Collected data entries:
╭──

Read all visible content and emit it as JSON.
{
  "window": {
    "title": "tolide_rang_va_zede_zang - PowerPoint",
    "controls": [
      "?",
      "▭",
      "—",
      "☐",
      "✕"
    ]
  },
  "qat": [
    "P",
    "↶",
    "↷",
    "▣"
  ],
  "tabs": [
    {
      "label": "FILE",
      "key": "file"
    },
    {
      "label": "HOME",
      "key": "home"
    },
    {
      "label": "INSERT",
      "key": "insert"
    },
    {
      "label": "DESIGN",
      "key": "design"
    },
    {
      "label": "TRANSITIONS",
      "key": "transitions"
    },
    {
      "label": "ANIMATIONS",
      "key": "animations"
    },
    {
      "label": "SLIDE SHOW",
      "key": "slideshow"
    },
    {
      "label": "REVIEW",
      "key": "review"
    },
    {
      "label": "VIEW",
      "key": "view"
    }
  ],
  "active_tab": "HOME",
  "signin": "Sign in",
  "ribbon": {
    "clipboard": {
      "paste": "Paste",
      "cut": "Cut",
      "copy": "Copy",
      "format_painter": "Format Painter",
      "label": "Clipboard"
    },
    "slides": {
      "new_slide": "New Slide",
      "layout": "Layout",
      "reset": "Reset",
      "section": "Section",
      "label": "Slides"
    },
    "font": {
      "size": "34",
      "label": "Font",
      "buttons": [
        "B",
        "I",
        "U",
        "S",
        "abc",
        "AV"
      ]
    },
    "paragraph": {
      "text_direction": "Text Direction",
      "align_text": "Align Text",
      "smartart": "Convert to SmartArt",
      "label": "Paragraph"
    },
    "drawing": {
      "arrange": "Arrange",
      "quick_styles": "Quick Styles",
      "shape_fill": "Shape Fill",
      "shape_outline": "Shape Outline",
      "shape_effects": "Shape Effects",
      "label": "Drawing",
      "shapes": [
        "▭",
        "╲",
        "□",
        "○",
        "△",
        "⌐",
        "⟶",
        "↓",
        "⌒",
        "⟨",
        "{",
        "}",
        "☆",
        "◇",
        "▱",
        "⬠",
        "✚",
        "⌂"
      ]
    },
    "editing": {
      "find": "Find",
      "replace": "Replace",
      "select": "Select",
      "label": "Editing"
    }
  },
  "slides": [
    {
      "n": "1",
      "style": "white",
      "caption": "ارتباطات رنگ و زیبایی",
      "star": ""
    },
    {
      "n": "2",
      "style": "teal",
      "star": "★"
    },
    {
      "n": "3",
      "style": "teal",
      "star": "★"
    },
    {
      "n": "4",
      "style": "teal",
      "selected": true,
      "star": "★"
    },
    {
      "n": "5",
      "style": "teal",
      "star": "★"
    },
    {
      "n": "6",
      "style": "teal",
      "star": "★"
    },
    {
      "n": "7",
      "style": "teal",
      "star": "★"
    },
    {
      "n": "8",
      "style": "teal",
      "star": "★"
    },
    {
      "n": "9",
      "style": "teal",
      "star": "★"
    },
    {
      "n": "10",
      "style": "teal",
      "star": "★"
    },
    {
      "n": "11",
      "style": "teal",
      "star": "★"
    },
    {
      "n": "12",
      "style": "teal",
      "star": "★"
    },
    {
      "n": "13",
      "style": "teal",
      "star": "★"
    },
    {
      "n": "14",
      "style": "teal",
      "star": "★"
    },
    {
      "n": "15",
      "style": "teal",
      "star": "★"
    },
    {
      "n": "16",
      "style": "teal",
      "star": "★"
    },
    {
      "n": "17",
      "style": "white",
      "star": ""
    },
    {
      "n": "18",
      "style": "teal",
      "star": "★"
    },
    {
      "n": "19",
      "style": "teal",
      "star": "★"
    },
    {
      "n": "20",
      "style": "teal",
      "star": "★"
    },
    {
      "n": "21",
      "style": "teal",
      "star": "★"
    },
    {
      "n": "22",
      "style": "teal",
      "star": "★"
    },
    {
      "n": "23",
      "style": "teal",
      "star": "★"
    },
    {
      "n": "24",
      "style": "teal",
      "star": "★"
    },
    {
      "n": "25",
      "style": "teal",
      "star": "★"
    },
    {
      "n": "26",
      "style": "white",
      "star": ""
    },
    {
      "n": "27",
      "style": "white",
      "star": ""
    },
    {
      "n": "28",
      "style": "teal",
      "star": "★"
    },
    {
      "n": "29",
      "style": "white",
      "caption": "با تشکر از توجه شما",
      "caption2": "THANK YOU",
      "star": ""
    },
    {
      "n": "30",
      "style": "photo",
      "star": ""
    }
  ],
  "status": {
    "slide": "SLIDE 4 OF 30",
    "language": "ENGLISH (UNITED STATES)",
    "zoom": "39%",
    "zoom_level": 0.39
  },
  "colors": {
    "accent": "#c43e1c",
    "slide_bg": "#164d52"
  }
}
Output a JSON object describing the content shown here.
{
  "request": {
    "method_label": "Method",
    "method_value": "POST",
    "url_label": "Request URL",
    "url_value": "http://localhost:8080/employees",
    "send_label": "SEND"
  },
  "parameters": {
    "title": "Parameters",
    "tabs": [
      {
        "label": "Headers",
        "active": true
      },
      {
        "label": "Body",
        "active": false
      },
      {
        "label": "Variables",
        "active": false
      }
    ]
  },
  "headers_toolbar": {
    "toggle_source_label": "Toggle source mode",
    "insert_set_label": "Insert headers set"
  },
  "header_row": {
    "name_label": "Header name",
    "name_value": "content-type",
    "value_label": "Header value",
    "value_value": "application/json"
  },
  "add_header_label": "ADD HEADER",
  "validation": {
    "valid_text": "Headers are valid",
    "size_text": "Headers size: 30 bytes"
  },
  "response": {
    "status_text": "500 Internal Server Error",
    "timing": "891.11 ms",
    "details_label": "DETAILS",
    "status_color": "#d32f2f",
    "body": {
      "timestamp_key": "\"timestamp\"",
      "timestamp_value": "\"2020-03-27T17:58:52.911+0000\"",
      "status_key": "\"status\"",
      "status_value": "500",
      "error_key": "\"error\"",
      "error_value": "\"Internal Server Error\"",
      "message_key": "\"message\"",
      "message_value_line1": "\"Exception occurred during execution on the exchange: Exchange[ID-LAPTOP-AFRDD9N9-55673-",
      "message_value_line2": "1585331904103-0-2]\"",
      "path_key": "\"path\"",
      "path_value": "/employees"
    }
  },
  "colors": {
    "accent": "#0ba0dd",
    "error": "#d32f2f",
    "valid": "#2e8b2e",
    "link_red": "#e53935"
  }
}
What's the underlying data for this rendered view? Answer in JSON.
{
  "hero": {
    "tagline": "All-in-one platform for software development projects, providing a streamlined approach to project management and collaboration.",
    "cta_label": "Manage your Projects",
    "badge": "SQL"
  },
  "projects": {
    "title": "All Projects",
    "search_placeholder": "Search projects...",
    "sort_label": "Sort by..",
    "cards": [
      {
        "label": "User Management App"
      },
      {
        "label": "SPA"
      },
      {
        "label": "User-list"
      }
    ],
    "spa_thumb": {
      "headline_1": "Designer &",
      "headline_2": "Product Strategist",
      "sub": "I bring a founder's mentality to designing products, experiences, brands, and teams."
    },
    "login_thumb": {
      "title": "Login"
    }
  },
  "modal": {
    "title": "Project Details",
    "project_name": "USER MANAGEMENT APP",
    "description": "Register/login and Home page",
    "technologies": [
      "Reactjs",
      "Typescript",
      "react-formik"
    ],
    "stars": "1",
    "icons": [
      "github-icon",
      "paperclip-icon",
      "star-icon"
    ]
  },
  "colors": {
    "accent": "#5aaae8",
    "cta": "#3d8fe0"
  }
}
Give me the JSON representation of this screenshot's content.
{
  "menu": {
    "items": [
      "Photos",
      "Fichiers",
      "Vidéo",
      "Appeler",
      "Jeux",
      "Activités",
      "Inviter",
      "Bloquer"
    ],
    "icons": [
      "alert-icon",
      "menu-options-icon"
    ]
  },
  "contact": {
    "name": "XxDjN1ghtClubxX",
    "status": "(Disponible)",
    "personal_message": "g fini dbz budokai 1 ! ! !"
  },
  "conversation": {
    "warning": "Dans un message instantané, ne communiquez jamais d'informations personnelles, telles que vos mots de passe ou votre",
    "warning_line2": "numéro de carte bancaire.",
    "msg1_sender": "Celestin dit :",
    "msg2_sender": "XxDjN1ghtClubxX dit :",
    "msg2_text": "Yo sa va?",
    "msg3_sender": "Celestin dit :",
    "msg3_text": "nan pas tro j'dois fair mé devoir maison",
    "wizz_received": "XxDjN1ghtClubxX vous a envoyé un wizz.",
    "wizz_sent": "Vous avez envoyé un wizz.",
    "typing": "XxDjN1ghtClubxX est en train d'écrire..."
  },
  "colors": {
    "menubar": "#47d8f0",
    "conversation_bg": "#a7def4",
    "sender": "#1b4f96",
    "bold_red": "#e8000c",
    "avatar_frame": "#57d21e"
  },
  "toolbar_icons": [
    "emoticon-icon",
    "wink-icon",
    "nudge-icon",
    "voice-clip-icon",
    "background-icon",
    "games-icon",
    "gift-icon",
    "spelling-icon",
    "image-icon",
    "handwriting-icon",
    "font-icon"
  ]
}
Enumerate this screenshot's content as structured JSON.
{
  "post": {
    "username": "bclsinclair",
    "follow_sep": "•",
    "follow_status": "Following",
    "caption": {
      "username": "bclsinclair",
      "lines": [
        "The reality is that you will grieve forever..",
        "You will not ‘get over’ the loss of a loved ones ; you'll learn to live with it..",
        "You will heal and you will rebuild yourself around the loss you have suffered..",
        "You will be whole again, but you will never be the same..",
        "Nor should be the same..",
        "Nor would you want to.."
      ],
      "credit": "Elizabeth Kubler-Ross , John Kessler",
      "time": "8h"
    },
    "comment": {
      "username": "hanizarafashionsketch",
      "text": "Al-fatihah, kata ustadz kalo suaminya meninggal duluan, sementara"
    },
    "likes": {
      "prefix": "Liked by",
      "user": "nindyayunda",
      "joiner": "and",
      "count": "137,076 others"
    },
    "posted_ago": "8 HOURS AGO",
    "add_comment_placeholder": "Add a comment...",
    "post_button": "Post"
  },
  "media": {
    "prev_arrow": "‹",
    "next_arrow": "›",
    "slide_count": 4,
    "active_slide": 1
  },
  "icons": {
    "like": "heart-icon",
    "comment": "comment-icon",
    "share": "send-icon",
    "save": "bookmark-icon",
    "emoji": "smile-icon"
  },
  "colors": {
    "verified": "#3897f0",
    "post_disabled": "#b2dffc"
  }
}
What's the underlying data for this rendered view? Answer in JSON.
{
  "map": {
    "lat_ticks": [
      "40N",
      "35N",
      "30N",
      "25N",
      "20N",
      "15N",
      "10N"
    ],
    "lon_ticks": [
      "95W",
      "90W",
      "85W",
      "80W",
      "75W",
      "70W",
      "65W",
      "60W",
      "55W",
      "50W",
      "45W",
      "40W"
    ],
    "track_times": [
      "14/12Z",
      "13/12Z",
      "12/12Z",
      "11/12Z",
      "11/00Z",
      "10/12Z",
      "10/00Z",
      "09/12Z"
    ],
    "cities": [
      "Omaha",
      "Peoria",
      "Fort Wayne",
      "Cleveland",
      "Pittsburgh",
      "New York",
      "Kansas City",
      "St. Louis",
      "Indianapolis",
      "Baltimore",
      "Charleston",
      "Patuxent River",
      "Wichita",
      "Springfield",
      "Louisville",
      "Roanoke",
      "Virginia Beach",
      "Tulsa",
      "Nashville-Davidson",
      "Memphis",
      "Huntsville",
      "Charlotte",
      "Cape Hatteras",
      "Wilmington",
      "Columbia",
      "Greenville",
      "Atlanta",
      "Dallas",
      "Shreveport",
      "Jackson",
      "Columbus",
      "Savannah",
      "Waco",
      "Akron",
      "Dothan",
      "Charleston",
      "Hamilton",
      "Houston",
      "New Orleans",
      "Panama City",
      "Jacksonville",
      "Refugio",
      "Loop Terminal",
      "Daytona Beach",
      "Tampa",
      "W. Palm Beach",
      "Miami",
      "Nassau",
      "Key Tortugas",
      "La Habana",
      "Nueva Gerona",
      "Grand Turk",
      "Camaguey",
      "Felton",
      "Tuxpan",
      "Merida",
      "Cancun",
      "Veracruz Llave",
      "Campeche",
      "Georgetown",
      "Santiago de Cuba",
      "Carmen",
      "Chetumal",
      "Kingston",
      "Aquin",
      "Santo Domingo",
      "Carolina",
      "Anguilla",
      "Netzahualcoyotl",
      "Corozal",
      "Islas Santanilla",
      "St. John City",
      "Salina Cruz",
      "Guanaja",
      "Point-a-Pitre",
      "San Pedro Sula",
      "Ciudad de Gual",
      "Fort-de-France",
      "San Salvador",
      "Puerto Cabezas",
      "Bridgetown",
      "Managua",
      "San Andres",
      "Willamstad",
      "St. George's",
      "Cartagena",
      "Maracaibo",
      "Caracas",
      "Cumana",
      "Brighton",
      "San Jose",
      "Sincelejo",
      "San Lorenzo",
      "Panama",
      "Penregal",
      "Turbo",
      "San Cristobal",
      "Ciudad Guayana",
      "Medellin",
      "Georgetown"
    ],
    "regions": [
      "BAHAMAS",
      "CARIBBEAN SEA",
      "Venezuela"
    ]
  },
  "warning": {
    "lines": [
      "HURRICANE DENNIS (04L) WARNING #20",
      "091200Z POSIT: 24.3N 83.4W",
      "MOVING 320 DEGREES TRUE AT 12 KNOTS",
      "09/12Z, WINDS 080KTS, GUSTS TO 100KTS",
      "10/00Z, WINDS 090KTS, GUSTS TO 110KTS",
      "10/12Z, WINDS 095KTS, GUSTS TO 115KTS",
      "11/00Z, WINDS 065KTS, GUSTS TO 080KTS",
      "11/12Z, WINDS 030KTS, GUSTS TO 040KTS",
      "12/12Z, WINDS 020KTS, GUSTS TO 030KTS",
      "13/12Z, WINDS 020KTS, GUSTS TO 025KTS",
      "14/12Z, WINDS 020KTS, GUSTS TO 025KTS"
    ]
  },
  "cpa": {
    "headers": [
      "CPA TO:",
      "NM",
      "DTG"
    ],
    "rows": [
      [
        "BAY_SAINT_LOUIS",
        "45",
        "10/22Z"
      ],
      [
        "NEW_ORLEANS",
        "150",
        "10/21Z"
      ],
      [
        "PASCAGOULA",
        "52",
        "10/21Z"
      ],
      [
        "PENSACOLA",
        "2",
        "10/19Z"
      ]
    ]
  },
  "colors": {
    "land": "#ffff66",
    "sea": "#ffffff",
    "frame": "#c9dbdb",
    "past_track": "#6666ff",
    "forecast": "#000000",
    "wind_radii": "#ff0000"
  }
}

╰──

● Requirement
Scan the data above and copy every line with "envoyé" in it.

● Task response
    "wizz_received": "XxDjN1ghtClubxX vous a envoyé un wizz.",
    "wizz_sent": "Vous avez envoyé un wizz.",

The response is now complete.